**Aim of the exercise:**
Every record must be transcribed in its entirety, apart from the images, which are to be omitted.

**Records supplied:**
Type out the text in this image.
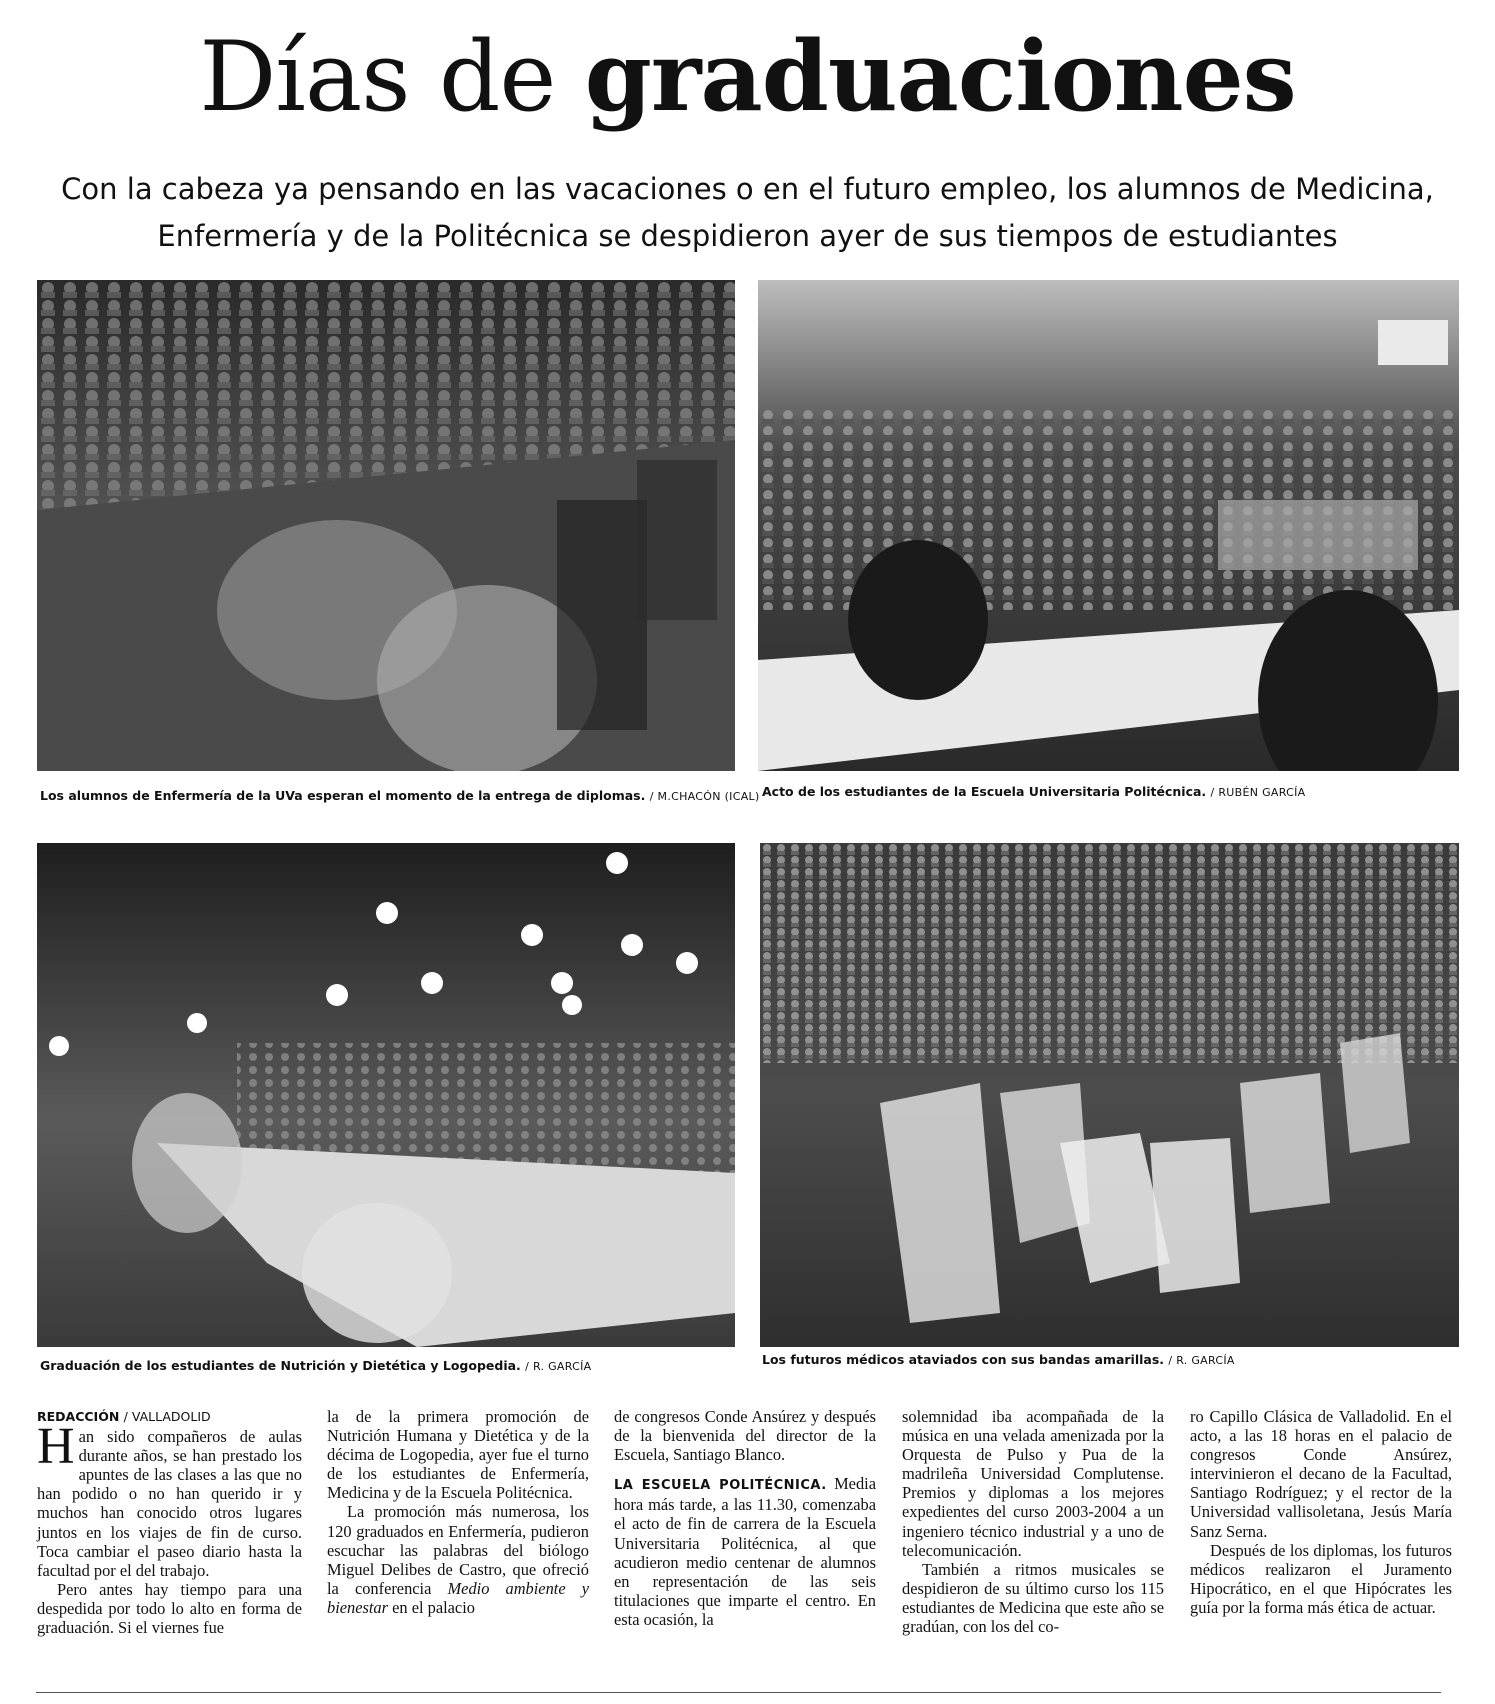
Días de graduaciones
Con la cabeza ya pensando en las vacaciones o en el futuro empleo, los alumnos de Medicina,
Enfermería y de la Politécnica se despidieron ayer de sus tiempos de estudiantes
Los alumnos de Enfermería de la UVa esperan el momento de la entrega de diplomas. / M.CHACÓN (ICAL) Acto de los estudiantes de la Escuela Universitaria Politécnica. / RUBÉN GARCÍA
Graduación de los estudiantes de Nutrición y Dietética y Logopedia. / R. GARCÍA	Los futuros médicos ataviados con sus bandas amarillas. / R. GARCÍA
REDACCIÓN / VALLADOLID

Han sido compañeros de aulas durante años, se han prestado los apuntes de las clases a las que no han podido o no han querido ir y muchos han conocido otros lugares juntos en los viajes de fin de curso. Toca cambiar el paseo diario hasta la facultad por el del trabajo.

Pero antes hay tiempo para una despedida por todo lo alto en forma de graduación. Si el viernes fue

la de la primera promoción de Nutrición Humana y Dietética y de la décima de Logopedia, ayer fue el turno de los estudiantes de Enfermería, Medicina y de la Escuela Politécnica.

La promoción más numerosa, los 120 graduados en Enfermería, pudieron escuchar las palabras del biólogo Miguel Delibes de Castro, que ofreció la conferencia Medio ambiente y bienestar en el palacio

de congresos Conde Ansúrez y después de la bienvenida del director de la Escuela, Santiago Blanco.

LA ESCUELA POLITÉCNICA. Media hora más tarde, a las 11.30, comenzaba el acto de fin de carrera de la Escuela Universitaria Politécnica, al que acudieron medio centenar de alumnos en representación de las seis titulaciones que imparte el centro. En esta ocasión, la

solemnidad iba acompañada de la música en una velada amenizada por la Orquesta de Pulso y Pua de la madrileña Universidad Complutense. Premios y diplomas a los mejores expedientes del curso 2003-2004 a un ingeniero técnico industrial y a uno de telecomunicación.

También a ritmos musicales se despidieron de su último curso los 115 estudiantes de Medicina que este año se gradúan, con los del co-

ro Capillo Clásica de Valladolid. En el acto, a las 18 horas en el palacio de congresos Conde Ansúrez, intervinieron el decano de la Facultad, Santiago Rodríguez; y el rector de la Universidad vallisoletana, Jesús María Sanz Serna.

Después de los diplomas, los futuros médicos realizaron el Juramento Hipocrático, en el que Hipócrates les guía por la forma más ética de actuar.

**Written reply:**
Type out the text in this image.
Días de graduaciones
Con la cabeza ya pensando en las vacaciones o en el futuro empleo, los alumnos de Medicina,
Enfermería y de la Politécnica se despidieron ayer de sus tiempos de estudiantes
Los alumnos de Enfermería de la UVa esperan el momento de la entrega de diplomas. / M.CHACÓN (ICAL) Acto de los estudiantes de la Escuela Universitaria Politécnica. / RUBÉN GARCÍA
Graduación de los estudiantes de Nutrición y Dietética y Logopedia. / R. GARCÍA	Los futuros médicos ataviados con sus bandas amarillas. / R. GARCÍA
REDACCIÓN / VALLADOLID

Han sido compañeros de aulas durante años, se han prestado los apuntes de las clases a las que no han podido o no han querido ir y muchos han conocido otros lugares juntos en los viajes de fin de curso. Toca cambiar el paseo diario hasta la facultad por el del trabajo.

Pero antes hay tiempo para una despedida por todo lo alto en forma de graduación. Si el viernes fue

la de la primera promoción de Nutrición Humana y Dietética y de la décima de Logopedia, ayer fue el turno de los estudiantes de Enfermería, Medicina y de la Escuela Politécnica.

La promoción más numerosa, los 120 graduados en Enfermería, pudieron escuchar las palabras del biólogo Miguel Delibes de Castro, que ofreció la conferencia Medio ambiente y bienestar en el palacio

de congresos Conde Ansúrez y después de la bienvenida del director de la Escuela, Santiago Blanco.

LA ESCUELA POLITÉCNICA. Media hora más tarde, a las 11.30, comenzaba el acto de fin de carrera de la Escuela Universitaria Politécnica, al que acudieron medio centenar de alumnos en representación de las seis titulaciones que imparte el centro. En esta ocasión, la

solemnidad iba acompañada de la música en una velada amenizada por la Orquesta de Pulso y Pua de la madrileña Universidad Complutense. Premios y diplomas a los mejores expedientes del curso 2003-2004 a un ingeniero técnico industrial y a uno de telecomunicación.

También a ritmos musicales se despidieron de su último curso los 115 estudiantes de Medicina que este año se gradúan, con los del co-

ro Capillo Clásica de Valladolid. En el acto, a las 18 horas en el palacio de congresos Conde Ansúrez, intervinieron el decano de la Facultad, Santiago Rodríguez; y el rector de la Universidad vallisoletana, Jesús María Sanz Serna.

Después de los diplomas, los futuros médicos realizaron el Juramento Hipocrático, en el que Hipócrates les guía por la forma más ética de actuar.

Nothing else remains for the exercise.